*DO THIS:* Without the pictures, reproduce the records that follow exactly.

*INFORMATION SHOWN:*
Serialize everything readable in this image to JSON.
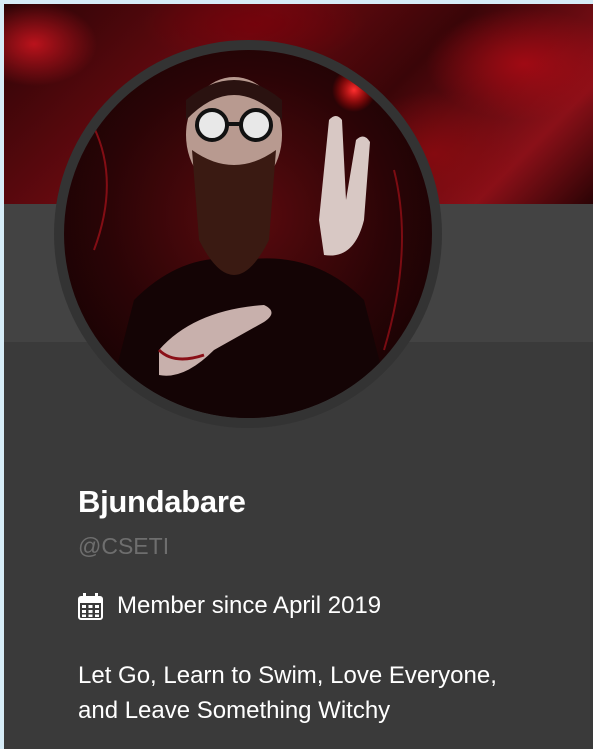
{
  "profile": {
    "display_name": "Bjundabare",
    "handle": "@CSETI",
    "member_since": "Member since April 2019",
    "bio_line1": "Let Go, Learn to Swim, Love Everyone,",
    "bio_line2": "and Leave Something Witchy"
  },
  "icons": {
    "calendar": "calendar-icon"
  },
  "colors": {
    "card_background": "#3a3a3a",
    "mid_band": "#434343",
    "banner_red": "#8a1018",
    "name_text": "#ffffff",
    "handle_text": "#6e6e6e"
  }
}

*CORRECT RESULT:*
Serialize everything readable in this image to JSON.
{
  "profile": {
    "display_name": "Bjundabare",
    "handle": "@CSETI",
    "member_since": "Member since April 2019",
    "bio_line1": "Let Go, Learn to Swim, Love Everyone,",
    "bio_line2": "and Leave Something Witchy"
  },
  "icons": {
    "calendar": "calendar-icon"
  },
  "colors": {
    "card_background": "#3a3a3a",
    "mid_band": "#434343",
    "banner_red": "#8a1018",
    "name_text": "#ffffff",
    "handle_text": "#6e6e6e"
  }
}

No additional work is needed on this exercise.